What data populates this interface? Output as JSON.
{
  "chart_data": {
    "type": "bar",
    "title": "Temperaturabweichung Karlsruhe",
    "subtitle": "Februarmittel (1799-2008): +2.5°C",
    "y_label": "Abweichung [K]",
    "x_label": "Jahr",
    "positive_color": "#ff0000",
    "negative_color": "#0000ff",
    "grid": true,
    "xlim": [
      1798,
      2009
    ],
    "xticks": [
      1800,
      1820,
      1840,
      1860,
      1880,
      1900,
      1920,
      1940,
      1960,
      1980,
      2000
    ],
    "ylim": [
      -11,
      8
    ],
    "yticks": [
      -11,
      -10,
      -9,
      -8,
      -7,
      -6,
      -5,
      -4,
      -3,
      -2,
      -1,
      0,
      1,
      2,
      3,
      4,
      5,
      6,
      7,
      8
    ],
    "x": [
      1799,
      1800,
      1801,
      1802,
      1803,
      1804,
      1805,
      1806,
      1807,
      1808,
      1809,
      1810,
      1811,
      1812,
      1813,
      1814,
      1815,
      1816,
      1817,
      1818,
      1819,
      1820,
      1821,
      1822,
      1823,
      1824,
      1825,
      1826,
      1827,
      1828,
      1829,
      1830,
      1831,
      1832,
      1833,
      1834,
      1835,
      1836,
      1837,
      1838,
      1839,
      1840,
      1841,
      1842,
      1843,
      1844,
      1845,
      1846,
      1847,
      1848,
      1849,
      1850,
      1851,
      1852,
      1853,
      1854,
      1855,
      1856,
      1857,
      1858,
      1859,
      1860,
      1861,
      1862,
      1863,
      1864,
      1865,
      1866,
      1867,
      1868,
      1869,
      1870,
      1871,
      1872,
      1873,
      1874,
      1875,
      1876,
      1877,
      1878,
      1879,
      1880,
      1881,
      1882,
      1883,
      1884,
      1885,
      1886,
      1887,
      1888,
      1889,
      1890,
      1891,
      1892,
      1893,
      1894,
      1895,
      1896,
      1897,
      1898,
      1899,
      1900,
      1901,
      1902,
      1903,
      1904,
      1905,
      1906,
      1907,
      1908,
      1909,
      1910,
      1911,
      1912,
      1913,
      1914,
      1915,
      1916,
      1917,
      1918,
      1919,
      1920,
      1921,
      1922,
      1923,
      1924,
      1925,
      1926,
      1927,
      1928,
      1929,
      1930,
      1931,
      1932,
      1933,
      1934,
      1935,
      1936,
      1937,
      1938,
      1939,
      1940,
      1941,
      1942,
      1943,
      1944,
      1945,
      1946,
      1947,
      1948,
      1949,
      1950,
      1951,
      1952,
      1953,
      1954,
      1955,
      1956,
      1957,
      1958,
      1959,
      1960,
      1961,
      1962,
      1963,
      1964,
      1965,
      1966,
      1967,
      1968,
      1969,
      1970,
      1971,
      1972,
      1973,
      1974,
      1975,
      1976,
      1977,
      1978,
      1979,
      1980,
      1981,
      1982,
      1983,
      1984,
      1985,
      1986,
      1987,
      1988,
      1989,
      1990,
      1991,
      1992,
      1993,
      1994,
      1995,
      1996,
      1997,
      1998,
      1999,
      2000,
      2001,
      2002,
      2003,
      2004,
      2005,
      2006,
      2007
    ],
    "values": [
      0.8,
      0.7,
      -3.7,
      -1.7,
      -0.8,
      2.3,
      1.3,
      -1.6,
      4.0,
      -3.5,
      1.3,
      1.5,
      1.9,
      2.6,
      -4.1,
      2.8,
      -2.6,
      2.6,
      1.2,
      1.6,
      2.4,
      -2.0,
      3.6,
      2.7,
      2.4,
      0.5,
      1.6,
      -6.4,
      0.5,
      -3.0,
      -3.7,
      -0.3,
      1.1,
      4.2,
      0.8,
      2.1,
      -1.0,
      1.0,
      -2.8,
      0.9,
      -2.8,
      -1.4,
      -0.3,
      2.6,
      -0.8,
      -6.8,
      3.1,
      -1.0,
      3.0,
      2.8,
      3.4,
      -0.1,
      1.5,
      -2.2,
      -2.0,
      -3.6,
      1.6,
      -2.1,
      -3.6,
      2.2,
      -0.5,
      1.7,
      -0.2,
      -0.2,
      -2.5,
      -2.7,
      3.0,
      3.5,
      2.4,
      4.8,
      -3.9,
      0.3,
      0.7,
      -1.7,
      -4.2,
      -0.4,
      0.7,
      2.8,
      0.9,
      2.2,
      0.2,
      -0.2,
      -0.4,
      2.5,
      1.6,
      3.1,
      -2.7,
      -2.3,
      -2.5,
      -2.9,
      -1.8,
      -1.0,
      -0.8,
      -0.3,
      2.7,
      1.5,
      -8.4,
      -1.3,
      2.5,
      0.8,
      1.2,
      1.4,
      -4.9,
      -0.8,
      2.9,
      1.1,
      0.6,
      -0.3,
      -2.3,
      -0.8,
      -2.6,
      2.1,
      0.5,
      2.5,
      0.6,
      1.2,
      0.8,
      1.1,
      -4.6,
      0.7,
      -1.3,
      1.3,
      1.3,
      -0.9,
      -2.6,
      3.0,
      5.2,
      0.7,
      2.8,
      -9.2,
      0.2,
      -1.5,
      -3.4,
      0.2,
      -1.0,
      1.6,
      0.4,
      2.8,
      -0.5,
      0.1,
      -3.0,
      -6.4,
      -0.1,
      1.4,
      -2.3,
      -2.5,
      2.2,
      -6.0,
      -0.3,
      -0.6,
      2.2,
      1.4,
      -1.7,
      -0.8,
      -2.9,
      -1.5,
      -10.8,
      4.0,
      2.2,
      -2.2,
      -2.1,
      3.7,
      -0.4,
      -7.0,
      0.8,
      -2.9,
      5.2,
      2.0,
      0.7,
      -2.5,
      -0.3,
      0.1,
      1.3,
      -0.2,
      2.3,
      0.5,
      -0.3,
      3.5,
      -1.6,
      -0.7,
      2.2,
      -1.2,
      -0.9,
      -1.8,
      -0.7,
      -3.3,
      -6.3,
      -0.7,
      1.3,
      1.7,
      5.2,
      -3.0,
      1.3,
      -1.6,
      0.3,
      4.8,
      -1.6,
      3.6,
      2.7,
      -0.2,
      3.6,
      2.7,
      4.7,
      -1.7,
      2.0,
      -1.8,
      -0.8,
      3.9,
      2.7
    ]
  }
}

• • • •

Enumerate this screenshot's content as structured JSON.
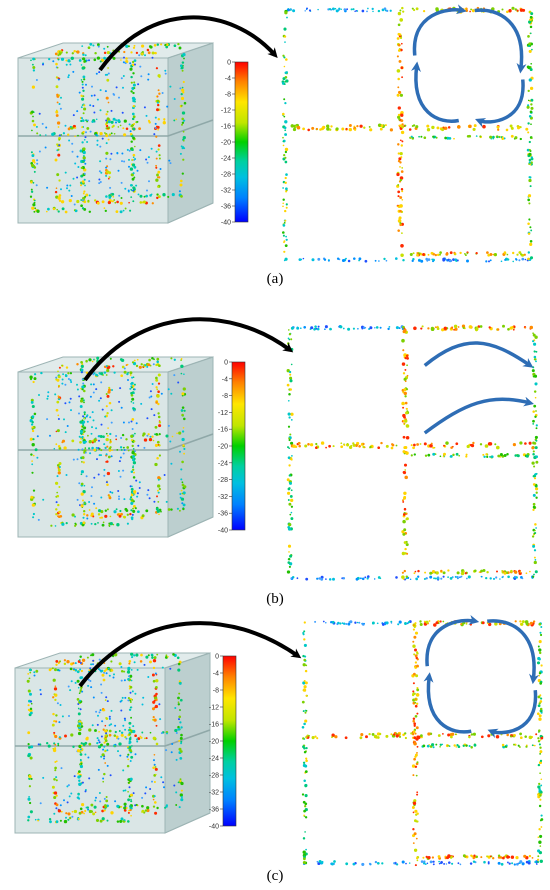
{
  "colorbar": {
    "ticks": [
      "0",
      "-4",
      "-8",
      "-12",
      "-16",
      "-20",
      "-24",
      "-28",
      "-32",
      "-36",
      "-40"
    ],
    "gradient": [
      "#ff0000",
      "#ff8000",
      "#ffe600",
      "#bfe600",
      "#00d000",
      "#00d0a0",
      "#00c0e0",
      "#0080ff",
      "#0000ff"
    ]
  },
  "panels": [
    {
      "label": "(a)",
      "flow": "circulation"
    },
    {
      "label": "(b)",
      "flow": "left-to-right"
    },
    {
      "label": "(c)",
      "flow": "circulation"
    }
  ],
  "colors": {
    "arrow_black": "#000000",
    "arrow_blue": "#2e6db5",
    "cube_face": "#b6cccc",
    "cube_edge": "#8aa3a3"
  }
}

• • • •

Set problem: From the data above, show each line that contains "JSON".

Correct result:
What data populates this interface? Output as JSON.
Enumerate this screenshot's content as structured JSON.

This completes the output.